→ **Direction**
Set down the full listing exactly, character for character.

(Records contained in a dataset)
== == ==

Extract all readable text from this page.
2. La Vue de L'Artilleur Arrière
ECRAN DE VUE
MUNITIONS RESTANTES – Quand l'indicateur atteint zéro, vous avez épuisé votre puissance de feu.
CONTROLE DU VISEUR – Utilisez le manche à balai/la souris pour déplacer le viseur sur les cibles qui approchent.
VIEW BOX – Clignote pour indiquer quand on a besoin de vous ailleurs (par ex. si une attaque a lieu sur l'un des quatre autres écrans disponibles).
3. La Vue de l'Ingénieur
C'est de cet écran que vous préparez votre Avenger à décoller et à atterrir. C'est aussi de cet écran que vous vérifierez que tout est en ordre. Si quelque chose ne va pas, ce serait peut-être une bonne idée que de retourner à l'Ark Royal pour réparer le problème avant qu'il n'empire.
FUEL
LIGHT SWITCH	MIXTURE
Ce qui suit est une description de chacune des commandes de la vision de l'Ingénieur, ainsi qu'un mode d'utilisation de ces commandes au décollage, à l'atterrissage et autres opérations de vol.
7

== == ==

→ **The answer**
Extract all readable text from this page.
2. La Vue de L'Artilleur Arrière
ECRAN DE VUE
MUNITIONS RESTANTES – Quand l'indicateur atteint zéro, vous avez épuisé votre puissance de feu.
CONTROLE DU VISEUR – Utilisez le manche à balai/la souris pour déplacer le viseur sur les cibles qui approchent.
VIEW BOX – Clignote pour indiquer quand on a besoin de vous ailleurs (par ex. si une attaque a lieu sur l'un des quatre autres écrans disponibles).
3. La Vue de l'Ingénieur
C'est de cet écran que vous préparez votre Avenger à décoller et à atterrir. C'est aussi de cet écran que vous vérifierez que tout est en ordre. Si quelque chose ne va pas, ce serait peut-être une bonne idée que de retourner à l'Ark Royal pour réparer le problème avant qu'il n'empire.
FUEL
LIGHT SWITCH	MIXTURE
Ce qui suit est une description de chacune des commandes de la vision de l'Ingénieur, ainsi qu'un mode d'utilisation de ces commandes au décollage, à l'atterrissage et autres opérations de vol.
7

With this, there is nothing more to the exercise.